→ **GOAL**: For each line of the data below that holds "structured", copy the line.

→ **SUPPLIED DATA**:
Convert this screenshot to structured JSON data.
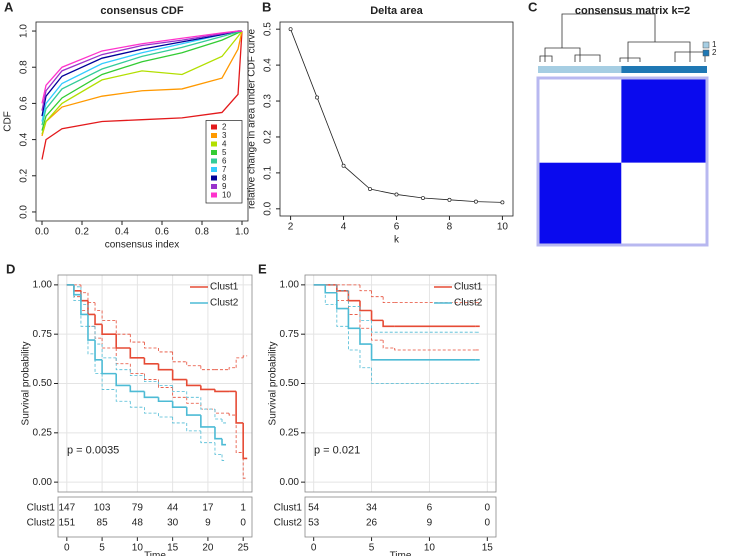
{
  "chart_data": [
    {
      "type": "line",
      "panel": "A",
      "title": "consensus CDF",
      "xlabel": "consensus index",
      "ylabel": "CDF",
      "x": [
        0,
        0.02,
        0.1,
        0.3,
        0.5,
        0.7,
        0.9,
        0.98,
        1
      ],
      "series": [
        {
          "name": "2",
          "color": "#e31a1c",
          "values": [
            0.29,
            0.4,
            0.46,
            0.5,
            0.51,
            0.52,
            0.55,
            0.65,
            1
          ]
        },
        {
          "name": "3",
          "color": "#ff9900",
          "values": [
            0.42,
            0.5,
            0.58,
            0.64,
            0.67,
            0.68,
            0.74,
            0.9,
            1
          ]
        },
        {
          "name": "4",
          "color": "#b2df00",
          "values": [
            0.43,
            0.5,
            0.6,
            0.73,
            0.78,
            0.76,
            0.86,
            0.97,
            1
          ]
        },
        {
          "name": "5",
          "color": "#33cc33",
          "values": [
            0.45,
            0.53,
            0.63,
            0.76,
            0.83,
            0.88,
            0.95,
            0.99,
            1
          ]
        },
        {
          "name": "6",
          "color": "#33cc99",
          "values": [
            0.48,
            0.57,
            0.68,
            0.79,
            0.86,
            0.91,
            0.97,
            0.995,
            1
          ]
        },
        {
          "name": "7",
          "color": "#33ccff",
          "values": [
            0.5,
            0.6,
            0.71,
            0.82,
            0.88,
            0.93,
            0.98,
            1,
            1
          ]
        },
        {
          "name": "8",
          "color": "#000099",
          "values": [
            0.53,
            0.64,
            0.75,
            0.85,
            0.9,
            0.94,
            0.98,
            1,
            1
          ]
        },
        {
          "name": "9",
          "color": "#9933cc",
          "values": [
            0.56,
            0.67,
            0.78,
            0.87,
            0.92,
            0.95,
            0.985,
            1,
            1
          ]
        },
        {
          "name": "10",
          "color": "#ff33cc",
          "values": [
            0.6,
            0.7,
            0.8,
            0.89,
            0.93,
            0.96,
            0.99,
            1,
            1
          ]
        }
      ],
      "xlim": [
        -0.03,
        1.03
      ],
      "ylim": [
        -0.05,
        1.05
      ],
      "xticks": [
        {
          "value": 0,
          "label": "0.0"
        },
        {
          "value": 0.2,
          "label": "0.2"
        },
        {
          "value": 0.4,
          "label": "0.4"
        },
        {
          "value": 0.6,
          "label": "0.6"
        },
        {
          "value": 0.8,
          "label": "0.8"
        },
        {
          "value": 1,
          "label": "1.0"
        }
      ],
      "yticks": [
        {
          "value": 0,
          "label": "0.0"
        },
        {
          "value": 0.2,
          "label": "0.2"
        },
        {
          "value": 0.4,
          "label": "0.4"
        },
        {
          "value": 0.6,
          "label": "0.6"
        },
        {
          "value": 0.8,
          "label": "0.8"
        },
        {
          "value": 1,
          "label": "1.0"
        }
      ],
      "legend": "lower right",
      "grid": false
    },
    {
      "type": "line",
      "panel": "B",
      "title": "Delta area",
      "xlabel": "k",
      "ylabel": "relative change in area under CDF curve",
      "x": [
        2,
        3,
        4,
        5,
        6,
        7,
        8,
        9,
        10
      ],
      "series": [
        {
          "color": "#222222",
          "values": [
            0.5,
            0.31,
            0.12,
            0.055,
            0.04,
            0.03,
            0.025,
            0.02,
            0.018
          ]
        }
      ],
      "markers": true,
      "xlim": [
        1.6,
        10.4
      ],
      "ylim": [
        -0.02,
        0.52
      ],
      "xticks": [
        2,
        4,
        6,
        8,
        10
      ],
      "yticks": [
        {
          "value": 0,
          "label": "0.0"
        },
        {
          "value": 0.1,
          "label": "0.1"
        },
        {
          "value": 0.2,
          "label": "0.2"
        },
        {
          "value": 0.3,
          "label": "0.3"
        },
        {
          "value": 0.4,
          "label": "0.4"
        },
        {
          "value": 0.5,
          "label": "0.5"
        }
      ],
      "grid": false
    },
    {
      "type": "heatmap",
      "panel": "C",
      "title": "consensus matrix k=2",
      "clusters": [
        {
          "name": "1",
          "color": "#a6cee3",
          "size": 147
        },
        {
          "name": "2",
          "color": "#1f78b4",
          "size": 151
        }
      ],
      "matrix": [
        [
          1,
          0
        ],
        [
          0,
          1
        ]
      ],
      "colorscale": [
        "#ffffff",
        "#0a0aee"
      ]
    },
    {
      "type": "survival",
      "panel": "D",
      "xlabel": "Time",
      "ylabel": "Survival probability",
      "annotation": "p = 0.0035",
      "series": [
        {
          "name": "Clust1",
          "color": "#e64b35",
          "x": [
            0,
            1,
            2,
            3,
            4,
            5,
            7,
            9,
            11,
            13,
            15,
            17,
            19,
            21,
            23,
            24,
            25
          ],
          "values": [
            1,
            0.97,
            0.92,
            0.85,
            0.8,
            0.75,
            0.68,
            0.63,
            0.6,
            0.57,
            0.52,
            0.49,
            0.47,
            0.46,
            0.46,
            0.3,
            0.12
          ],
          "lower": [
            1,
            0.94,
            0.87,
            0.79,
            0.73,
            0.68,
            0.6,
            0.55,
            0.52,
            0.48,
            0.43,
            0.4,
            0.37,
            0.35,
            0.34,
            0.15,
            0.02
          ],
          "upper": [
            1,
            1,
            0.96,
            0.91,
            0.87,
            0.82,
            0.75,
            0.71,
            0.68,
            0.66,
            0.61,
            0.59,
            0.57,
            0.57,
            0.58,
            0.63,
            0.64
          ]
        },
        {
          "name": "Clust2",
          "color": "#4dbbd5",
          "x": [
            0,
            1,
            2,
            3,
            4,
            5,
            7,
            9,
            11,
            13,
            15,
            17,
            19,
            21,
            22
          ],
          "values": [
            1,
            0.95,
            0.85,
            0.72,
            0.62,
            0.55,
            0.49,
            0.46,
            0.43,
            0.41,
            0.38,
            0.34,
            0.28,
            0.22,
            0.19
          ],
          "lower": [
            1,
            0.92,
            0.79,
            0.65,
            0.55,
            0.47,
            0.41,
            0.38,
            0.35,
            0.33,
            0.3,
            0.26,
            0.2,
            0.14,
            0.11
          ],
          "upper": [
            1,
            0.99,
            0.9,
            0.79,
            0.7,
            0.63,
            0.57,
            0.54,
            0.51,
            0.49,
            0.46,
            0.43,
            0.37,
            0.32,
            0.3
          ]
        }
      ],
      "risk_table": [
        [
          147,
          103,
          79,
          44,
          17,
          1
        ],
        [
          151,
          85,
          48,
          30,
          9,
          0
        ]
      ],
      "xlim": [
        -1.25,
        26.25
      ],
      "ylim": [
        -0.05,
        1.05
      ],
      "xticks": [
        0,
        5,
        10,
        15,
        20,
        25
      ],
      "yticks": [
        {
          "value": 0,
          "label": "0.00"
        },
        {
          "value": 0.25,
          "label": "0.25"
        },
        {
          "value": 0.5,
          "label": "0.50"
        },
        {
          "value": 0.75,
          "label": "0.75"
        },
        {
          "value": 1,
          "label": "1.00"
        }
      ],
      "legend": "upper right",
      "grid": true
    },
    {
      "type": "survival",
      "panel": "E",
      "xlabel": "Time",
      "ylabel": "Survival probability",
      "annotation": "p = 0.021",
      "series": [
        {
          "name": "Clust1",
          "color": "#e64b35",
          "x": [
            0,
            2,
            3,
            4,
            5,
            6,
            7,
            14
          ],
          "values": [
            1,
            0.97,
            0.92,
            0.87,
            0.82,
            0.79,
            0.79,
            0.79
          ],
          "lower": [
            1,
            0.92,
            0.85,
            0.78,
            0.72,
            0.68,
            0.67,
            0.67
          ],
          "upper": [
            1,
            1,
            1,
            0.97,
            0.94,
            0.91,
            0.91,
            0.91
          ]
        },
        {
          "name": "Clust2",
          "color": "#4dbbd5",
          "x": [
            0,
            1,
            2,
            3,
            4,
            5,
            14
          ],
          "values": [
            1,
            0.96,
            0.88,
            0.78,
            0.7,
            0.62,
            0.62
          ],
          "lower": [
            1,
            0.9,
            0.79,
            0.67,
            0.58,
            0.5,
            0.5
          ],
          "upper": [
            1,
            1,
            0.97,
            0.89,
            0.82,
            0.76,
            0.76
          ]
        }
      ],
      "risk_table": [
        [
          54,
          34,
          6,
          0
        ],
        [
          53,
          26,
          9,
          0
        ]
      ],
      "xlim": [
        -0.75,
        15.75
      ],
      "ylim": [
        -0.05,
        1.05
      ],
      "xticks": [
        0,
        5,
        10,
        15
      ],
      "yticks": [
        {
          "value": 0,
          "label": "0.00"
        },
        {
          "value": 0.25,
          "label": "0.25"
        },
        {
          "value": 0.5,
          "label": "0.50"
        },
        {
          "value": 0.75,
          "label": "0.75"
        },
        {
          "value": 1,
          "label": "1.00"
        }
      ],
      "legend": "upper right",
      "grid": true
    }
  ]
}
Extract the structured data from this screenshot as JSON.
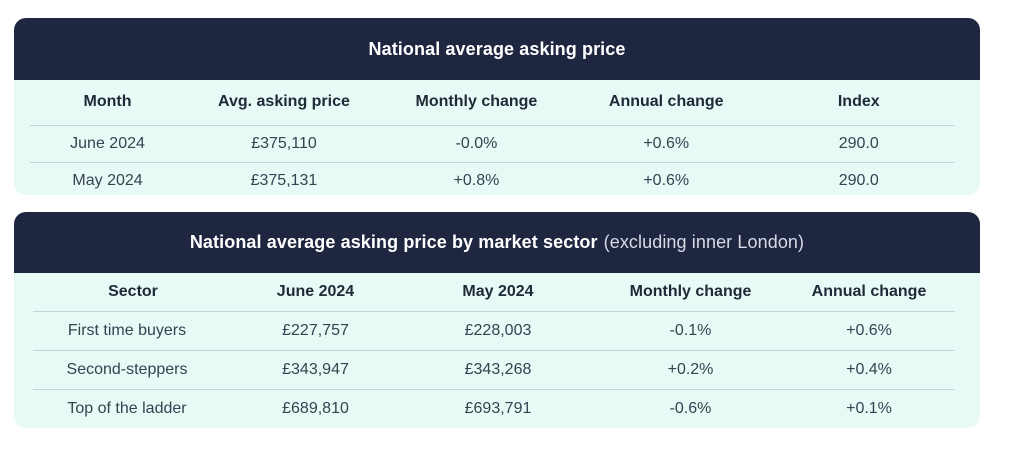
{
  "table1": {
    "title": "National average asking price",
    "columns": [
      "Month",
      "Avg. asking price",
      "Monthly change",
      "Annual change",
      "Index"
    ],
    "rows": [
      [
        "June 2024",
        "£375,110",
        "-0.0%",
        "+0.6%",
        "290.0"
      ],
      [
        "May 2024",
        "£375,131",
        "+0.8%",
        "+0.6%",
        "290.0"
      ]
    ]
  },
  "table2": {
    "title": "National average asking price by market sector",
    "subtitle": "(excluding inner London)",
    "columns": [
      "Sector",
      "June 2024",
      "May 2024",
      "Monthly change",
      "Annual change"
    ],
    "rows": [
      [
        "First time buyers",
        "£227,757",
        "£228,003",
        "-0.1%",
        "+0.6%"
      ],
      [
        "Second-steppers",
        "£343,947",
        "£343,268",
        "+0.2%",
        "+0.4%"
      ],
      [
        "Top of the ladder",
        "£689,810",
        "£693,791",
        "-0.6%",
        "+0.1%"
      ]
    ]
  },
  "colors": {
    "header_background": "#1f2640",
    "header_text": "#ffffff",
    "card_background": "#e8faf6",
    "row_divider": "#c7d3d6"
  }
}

→ **SOLUTION FOR THIS EXERCISE**:
Convert this screenshot to structured JSON data.
Extract the structured data from this screenshot as JSON.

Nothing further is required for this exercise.